## Problem
Locate the string "установкой" in the records below. Copy every line where it occurs.

#### Supplied entries

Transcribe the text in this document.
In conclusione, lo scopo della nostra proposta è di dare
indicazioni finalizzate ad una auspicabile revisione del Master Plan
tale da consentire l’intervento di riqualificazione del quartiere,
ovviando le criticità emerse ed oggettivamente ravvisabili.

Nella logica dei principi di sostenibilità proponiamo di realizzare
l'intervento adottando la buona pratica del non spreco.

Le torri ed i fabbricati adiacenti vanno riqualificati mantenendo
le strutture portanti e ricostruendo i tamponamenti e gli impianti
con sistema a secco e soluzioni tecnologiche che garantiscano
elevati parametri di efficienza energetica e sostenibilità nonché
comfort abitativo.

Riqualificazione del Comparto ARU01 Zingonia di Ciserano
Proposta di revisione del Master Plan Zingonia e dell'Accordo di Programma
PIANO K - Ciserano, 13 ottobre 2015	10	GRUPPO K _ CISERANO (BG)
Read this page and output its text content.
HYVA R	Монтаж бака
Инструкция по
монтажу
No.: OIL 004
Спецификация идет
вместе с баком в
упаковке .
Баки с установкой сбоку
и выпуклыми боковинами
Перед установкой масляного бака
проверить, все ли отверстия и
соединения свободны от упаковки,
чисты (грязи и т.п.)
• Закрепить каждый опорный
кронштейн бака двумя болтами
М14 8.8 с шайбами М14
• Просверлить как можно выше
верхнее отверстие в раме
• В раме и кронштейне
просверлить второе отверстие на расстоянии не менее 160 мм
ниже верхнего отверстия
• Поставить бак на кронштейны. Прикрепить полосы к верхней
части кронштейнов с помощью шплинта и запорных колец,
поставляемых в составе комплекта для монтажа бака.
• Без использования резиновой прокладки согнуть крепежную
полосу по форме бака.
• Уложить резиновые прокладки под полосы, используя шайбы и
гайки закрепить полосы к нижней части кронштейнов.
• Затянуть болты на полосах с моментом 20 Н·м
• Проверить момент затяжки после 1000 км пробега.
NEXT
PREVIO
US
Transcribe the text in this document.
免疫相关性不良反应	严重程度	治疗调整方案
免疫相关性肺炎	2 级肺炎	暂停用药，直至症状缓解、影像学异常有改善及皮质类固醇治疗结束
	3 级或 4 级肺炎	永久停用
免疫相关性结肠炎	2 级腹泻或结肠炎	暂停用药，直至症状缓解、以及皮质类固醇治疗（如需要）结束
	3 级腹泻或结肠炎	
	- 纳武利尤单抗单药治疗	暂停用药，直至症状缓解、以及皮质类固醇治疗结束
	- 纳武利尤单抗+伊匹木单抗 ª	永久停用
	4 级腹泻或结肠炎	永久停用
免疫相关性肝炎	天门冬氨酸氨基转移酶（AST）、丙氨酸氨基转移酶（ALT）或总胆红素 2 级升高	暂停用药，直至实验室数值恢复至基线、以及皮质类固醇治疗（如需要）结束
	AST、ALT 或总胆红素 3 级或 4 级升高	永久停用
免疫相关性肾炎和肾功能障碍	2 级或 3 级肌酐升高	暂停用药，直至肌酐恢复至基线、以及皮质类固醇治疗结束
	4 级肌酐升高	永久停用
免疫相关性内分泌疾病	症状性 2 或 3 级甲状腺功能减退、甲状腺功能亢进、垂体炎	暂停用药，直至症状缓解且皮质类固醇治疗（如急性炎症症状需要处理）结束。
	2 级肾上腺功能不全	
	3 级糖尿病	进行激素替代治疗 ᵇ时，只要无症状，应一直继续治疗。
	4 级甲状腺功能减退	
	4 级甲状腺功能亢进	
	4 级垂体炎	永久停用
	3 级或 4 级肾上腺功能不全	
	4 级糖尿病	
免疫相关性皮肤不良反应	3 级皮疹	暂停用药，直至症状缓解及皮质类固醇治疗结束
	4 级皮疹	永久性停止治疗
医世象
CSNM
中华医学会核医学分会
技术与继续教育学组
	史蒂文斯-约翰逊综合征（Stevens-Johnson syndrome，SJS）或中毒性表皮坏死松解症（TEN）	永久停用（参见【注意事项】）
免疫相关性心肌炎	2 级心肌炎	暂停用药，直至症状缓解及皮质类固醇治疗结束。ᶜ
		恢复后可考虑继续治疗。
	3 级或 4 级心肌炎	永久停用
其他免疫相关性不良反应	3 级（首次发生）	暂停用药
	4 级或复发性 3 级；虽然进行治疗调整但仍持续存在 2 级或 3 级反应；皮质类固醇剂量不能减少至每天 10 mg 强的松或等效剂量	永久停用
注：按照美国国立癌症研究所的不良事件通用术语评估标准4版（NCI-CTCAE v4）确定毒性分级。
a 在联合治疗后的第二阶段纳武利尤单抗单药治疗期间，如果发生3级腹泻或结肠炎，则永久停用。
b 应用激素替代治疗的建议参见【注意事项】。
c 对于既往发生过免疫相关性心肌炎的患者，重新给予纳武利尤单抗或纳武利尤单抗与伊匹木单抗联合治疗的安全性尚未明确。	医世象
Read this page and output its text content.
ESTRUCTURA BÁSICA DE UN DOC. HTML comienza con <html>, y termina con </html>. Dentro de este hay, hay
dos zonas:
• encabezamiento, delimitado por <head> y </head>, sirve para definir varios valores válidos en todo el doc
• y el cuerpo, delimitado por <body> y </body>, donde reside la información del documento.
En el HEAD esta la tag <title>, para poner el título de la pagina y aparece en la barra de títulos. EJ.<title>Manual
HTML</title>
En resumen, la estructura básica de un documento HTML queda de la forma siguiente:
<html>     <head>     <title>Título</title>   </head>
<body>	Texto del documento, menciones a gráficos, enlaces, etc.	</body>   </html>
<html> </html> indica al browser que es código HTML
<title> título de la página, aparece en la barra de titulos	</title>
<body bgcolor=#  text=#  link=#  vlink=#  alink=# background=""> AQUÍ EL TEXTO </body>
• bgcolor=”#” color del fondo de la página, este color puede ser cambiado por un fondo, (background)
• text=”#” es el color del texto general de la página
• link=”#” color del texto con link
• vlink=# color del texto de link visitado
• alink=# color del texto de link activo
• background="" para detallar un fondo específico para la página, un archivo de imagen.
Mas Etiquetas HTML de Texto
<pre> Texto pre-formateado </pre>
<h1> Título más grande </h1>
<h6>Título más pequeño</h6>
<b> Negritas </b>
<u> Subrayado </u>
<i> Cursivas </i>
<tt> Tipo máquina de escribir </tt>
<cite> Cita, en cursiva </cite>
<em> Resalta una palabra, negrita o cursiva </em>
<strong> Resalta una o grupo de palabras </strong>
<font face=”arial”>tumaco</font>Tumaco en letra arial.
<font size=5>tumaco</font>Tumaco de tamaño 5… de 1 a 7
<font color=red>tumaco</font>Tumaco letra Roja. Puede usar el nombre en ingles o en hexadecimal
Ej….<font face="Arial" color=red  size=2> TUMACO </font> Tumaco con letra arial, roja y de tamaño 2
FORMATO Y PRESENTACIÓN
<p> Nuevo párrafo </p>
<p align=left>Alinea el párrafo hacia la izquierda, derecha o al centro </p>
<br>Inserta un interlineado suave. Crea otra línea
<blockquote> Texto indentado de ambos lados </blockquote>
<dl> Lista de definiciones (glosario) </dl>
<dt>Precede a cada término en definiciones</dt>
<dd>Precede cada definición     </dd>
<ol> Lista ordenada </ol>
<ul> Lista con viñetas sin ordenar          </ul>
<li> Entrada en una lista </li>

########

## The solution
Баки с установкой сбоку
Перед установкой масляного бака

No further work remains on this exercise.